Given request:
Lift out each line of the data that holds "κόσμου".

Records for the exercise:

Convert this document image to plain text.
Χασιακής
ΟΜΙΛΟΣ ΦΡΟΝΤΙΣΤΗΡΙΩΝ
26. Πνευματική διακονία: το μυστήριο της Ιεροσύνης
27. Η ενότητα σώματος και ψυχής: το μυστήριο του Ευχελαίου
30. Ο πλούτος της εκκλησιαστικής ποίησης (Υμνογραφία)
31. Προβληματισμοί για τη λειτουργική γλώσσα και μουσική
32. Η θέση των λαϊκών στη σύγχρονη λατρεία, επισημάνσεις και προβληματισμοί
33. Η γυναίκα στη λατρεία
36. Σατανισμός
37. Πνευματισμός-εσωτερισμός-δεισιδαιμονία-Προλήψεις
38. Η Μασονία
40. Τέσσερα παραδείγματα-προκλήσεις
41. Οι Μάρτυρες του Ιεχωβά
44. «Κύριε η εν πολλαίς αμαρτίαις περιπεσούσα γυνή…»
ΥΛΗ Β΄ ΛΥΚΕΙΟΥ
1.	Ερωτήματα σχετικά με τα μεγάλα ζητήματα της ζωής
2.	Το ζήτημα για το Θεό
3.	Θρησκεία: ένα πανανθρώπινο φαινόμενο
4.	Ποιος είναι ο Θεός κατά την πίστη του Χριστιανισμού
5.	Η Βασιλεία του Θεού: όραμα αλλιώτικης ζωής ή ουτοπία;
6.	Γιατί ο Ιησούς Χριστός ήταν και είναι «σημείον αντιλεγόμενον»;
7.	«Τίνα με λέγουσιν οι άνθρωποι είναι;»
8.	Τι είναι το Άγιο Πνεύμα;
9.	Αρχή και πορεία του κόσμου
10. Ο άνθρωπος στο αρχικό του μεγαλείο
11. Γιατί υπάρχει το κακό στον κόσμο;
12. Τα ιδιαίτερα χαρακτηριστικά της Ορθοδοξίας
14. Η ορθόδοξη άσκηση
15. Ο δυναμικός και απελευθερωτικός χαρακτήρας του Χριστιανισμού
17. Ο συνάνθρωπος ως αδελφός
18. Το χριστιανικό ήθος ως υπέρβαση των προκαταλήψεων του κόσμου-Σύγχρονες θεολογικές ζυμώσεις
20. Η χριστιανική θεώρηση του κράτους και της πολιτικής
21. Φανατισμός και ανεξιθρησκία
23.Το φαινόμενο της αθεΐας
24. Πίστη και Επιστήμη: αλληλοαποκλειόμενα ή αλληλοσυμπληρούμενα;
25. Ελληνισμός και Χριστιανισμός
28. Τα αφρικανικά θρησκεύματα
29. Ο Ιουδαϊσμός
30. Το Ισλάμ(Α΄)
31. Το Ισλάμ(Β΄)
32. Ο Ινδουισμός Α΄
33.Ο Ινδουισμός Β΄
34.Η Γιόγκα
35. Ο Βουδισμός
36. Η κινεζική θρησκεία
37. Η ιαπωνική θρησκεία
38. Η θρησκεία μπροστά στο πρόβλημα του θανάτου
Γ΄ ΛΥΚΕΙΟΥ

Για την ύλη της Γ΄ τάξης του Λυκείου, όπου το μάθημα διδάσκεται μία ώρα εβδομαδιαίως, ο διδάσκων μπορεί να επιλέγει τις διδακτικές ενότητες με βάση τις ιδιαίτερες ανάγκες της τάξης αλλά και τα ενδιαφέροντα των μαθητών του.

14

Final result:
9.	Αρχή και πορεία του κόσμου
18. Το χριστιανικό ήθος ως υπέρβαση των προκαταλήψεων του κόσμου-Σύγχρονες θεολογικές ζυμώσεις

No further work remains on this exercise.